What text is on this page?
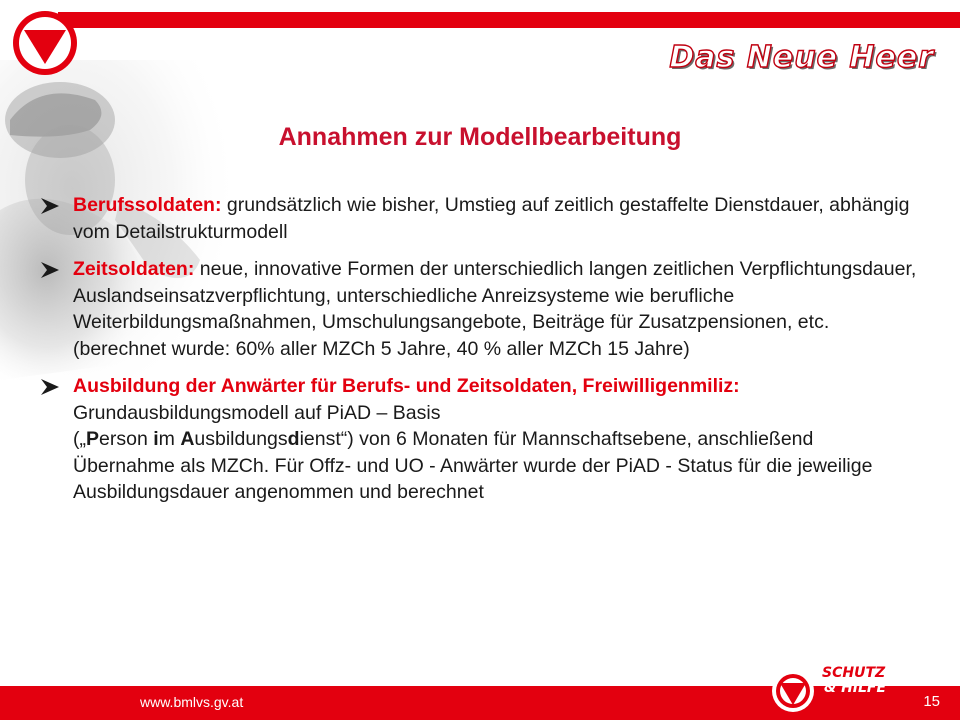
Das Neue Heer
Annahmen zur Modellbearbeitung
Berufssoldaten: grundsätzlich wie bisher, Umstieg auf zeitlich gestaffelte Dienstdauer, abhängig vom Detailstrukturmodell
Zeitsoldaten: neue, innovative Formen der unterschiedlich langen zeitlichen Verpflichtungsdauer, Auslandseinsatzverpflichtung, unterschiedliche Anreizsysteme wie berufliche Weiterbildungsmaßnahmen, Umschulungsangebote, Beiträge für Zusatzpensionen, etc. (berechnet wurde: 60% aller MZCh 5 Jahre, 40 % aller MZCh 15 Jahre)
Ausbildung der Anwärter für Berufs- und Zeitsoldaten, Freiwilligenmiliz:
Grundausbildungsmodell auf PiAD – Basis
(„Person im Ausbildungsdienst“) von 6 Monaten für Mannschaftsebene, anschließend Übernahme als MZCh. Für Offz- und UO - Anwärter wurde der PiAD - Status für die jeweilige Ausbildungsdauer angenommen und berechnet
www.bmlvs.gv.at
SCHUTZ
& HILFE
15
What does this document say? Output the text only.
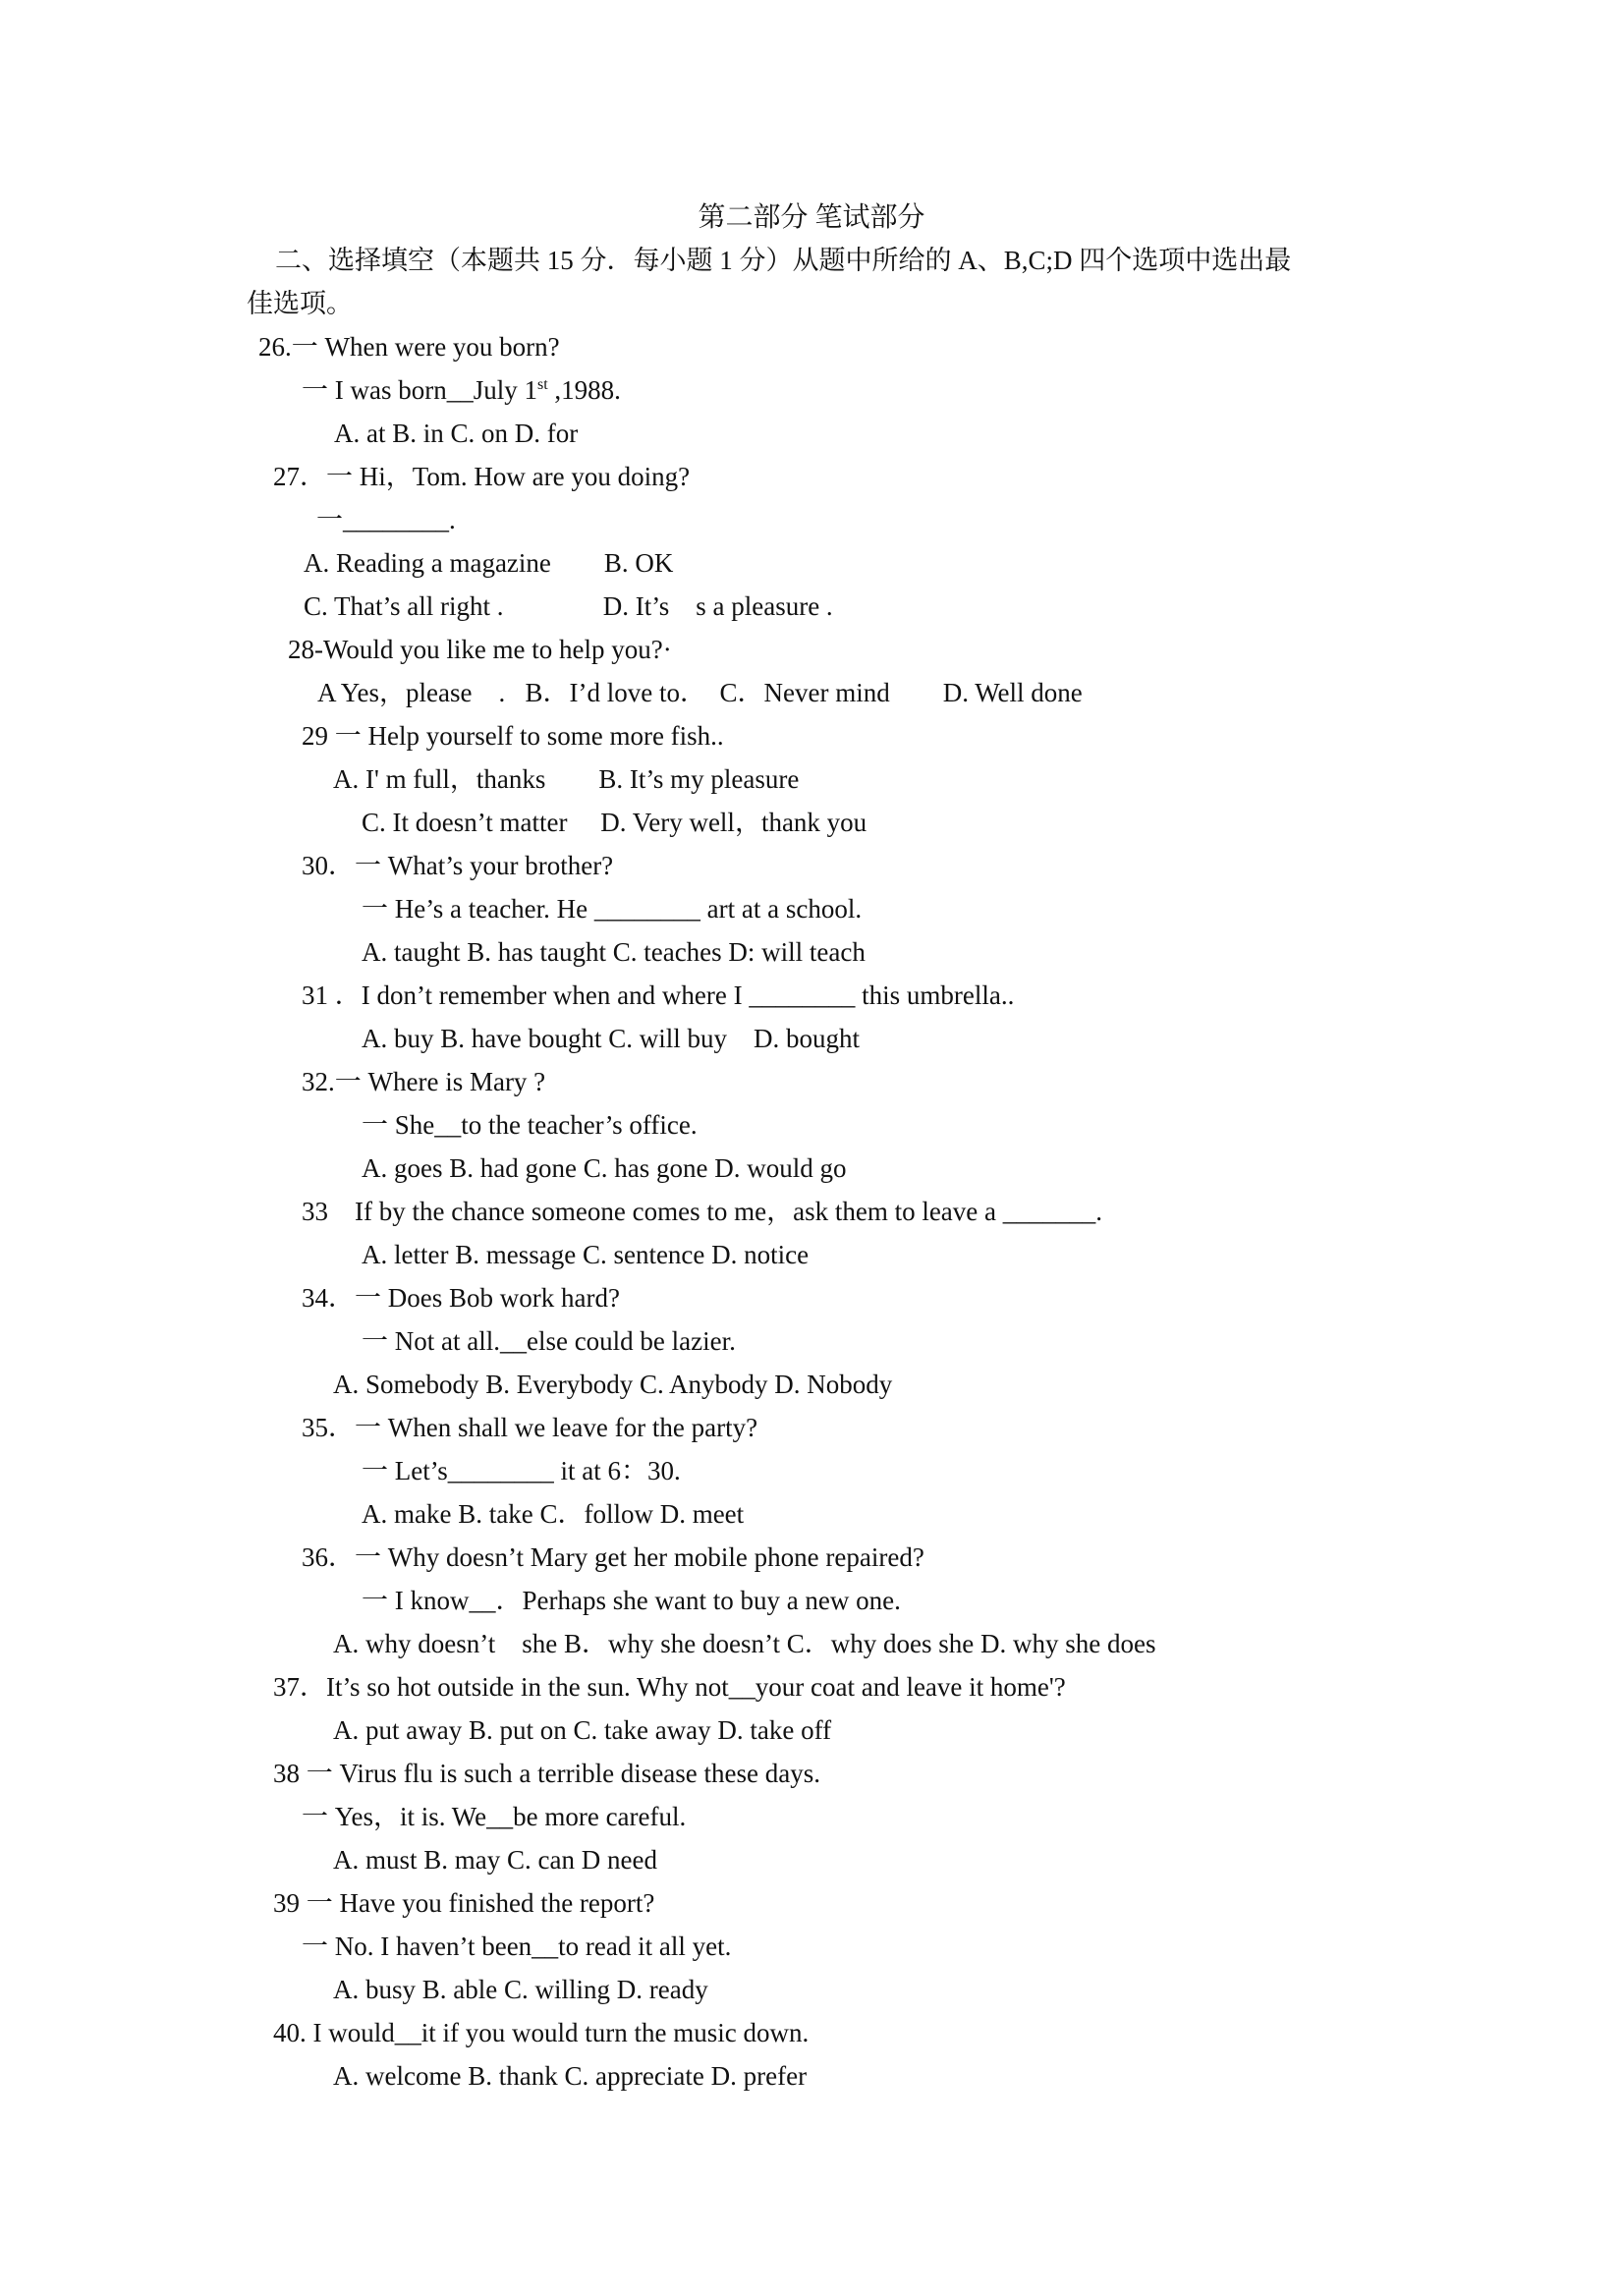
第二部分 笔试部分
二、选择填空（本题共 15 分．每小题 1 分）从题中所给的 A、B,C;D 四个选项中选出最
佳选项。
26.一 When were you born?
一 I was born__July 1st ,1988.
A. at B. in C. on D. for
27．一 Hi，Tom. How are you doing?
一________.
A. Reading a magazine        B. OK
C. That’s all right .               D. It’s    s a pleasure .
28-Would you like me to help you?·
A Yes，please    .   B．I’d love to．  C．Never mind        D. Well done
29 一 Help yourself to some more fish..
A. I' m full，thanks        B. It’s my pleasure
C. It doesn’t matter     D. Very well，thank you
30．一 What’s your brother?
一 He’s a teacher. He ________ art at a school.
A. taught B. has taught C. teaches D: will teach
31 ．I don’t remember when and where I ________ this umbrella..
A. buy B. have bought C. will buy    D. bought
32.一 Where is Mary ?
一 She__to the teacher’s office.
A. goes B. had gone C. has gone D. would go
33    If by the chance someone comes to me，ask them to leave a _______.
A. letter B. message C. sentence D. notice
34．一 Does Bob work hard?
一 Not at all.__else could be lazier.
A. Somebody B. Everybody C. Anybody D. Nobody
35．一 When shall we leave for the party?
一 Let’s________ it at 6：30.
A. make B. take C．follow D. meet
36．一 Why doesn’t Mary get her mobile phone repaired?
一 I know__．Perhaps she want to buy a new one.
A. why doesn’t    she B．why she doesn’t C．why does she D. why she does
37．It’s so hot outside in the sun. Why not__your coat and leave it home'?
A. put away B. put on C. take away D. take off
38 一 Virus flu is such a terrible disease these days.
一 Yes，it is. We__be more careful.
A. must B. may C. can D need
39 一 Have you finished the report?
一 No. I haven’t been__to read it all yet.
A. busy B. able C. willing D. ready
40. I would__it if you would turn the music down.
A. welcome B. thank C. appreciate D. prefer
---
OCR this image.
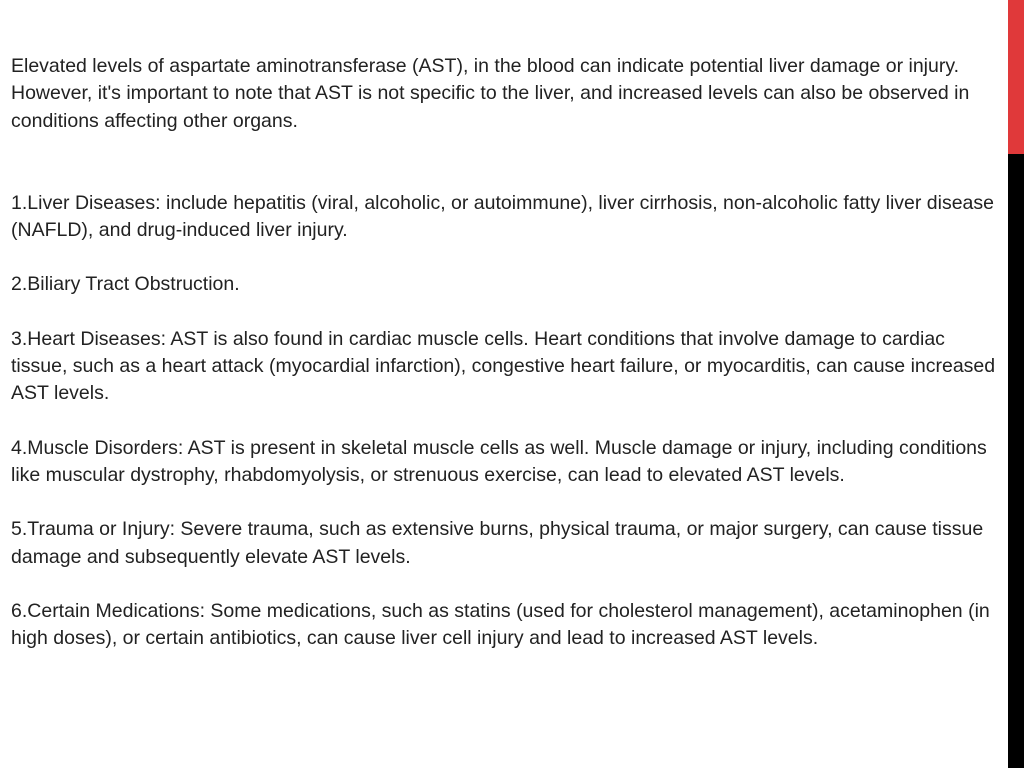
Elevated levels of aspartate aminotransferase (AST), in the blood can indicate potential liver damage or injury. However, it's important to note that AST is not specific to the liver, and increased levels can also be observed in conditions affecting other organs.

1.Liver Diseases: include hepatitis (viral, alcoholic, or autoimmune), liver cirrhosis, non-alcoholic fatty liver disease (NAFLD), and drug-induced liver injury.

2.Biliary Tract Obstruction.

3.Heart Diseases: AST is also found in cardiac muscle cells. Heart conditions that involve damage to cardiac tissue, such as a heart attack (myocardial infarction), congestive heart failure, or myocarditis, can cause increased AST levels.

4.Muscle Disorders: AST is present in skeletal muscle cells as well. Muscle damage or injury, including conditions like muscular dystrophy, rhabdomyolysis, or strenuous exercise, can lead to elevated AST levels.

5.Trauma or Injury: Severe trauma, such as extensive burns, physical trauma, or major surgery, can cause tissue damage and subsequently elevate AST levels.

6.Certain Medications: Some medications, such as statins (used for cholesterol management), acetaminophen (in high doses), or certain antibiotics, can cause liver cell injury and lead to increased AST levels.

*GOAL OF THE EXERCISE*
Across the records above, count each line that holds the word "What" and give only the resulting number.

*SOLUTION FOR THIS TASK*
3